⟨

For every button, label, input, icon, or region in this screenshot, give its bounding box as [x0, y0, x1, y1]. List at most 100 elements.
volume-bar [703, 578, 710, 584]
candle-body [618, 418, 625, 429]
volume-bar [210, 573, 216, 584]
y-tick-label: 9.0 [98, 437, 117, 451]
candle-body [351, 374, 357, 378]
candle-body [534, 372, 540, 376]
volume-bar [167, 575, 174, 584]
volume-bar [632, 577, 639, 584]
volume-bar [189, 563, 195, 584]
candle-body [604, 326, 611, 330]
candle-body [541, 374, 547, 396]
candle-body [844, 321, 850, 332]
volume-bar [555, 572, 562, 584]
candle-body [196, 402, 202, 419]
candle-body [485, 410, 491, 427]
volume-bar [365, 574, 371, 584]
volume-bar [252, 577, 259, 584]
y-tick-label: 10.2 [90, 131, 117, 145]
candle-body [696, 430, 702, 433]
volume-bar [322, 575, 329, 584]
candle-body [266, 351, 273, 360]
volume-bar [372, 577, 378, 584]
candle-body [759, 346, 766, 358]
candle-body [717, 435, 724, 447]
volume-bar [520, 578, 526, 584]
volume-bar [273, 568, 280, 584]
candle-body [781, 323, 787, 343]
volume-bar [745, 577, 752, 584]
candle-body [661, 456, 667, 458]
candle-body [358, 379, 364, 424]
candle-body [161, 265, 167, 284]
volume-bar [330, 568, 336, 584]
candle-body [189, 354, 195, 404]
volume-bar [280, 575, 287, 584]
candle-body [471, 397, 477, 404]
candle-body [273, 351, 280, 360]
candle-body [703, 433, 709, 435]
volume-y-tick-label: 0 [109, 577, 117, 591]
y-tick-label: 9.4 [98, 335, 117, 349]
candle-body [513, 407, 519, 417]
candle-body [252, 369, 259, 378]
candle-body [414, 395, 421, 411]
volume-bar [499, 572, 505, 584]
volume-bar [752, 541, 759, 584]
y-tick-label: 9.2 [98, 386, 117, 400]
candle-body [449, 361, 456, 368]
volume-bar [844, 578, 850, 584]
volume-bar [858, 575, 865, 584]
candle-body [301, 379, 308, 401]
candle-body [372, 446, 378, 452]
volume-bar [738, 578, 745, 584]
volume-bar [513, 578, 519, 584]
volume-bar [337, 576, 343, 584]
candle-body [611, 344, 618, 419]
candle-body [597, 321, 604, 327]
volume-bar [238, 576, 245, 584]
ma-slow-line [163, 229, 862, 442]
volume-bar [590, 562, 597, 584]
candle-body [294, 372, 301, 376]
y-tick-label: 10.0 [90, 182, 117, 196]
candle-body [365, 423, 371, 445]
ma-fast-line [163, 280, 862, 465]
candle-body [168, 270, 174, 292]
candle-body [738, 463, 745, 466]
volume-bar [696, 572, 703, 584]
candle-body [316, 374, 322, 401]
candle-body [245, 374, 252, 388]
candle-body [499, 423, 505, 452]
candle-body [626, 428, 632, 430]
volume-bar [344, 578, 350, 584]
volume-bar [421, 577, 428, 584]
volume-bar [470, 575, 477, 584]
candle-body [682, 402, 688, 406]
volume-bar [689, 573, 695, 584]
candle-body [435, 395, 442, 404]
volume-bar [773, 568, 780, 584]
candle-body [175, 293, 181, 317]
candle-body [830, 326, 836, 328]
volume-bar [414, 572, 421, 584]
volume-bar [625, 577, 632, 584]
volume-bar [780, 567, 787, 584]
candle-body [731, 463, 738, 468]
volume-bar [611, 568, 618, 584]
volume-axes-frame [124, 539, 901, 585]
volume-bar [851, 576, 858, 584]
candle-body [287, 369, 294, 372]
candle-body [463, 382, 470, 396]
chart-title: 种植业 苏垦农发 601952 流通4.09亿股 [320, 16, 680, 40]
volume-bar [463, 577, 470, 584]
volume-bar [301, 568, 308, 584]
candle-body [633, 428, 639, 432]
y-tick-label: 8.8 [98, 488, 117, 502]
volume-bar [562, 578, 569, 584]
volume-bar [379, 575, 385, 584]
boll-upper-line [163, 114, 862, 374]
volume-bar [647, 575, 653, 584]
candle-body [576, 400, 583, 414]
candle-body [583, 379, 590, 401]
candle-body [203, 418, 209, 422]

⟩

Directive. Please reproduce every line of the records above verbatim, in the same order.

Right answer.
For every button, label, input, icon, or region in this screenshot, give its bounding box as [x0, y0, x1, y1]. List at most 100 elements.
volume-bar [703, 578, 710, 584]
candle-body [618, 418, 625, 429]
volume-bar [210, 573, 216, 584]
y-tick-label: 9.0 [98, 437, 117, 451]
candle-body [351, 374, 357, 378]
candle-body [534, 372, 540, 376]
volume-bar [167, 575, 174, 584]
volume-bar [632, 577, 639, 584]
volume-bar [189, 563, 195, 584]
candle-body [604, 326, 611, 330]
candle-body [541, 374, 547, 396]
candle-body [844, 321, 850, 332]
volume-bar [555, 572, 562, 584]
candle-body [196, 402, 202, 419]
candle-body [485, 410, 491, 427]
volume-bar [365, 574, 371, 584]
volume-bar [252, 577, 259, 584]
y-tick-label: 10.2 [90, 131, 117, 145]
candle-body [696, 430, 702, 433]
volume-bar [322, 575, 329, 584]
candle-body [266, 351, 273, 360]
volume-bar [372, 577, 378, 584]
candle-body [759, 346, 766, 358]
candle-body [717, 435, 724, 447]
volume-bar [520, 578, 526, 584]
volume-bar [273, 568, 280, 584]
candle-body [781, 323, 787, 343]
volume-bar [745, 577, 752, 584]
candle-body [661, 456, 667, 458]
candle-body [358, 379, 364, 424]
candle-body [161, 265, 167, 284]
volume-bar [330, 568, 336, 584]
candle-body [189, 354, 195, 404]
volume-bar [280, 575, 287, 584]
candle-body [471, 397, 477, 404]
candle-body [273, 351, 280, 360]
candle-body [703, 433, 709, 435]
volume-y-tick-label: 0 [109, 577, 117, 591]
y-tick-label: 9.4 [98, 335, 117, 349]
candle-body [513, 407, 519, 417]
candle-body [252, 369, 259, 378]
candle-body [414, 395, 421, 411]
volume-bar [499, 572, 505, 584]
volume-bar [752, 541, 759, 584]
y-tick-label: 9.2 [98, 386, 117, 400]
candle-body [449, 361, 456, 368]
volume-bar [844, 578, 850, 584]
volume-bar [858, 575, 865, 584]
candle-body [301, 379, 308, 401]
candle-body [372, 446, 378, 452]
volume-bar [738, 578, 745, 584]
volume-bar [513, 578, 519, 584]
volume-bar [337, 576, 343, 584]
candle-body [611, 344, 618, 419]
candle-body [597, 321, 604, 327]
volume-bar [238, 576, 245, 584]
ma-slow-line [163, 229, 862, 442]
volume-bar [590, 562, 597, 584]
candle-body [294, 372, 301, 376]
y-tick-label: 10.0 [90, 182, 117, 196]
candle-body [365, 423, 371, 445]
ma-fast-line [163, 280, 862, 465]
candle-body [168, 270, 174, 292]
candle-body [738, 463, 745, 466]
volume-bar [696, 572, 703, 584]
candle-body [316, 374, 322, 401]
candle-body [245, 374, 252, 388]
candle-body [499, 423, 505, 452]
candle-body [626, 428, 632, 430]
volume-bar [344, 578, 350, 584]
volume-bar [421, 577, 428, 584]
volume-bar [470, 575, 477, 584]
candle-body [682, 402, 688, 406]
volume-bar [689, 573, 695, 584]
candle-body [435, 395, 442, 404]
volume-bar [773, 568, 780, 584]
candle-body [175, 293, 181, 317]
candle-body [830, 326, 836, 328]
volume-bar [414, 572, 421, 584]
volume-bar [625, 577, 632, 584]
volume-bar [780, 567, 787, 584]
candle-body [731, 463, 738, 468]
volume-bar [611, 568, 618, 584]
volume-axes-frame [124, 539, 901, 585]
volume-bar [851, 576, 858, 584]
candle-body [287, 369, 294, 372]
candle-body [463, 382, 470, 396]
chart-title: 种植业 苏垦农发 601952 流通4.09亿股 [320, 16, 680, 40]
volume-bar [463, 577, 470, 584]
volume-bar [301, 568, 308, 584]
candle-body [633, 428, 639, 432]
y-tick-label: 8.8 [98, 488, 117, 502]
volume-bar [562, 578, 569, 584]
volume-bar [379, 575, 385, 584]
boll-upper-line [163, 114, 862, 374]
volume-bar [647, 575, 653, 584]
candle-body [576, 400, 583, 414]
candle-body [583, 379, 590, 401]
candle-body [203, 418, 209, 422]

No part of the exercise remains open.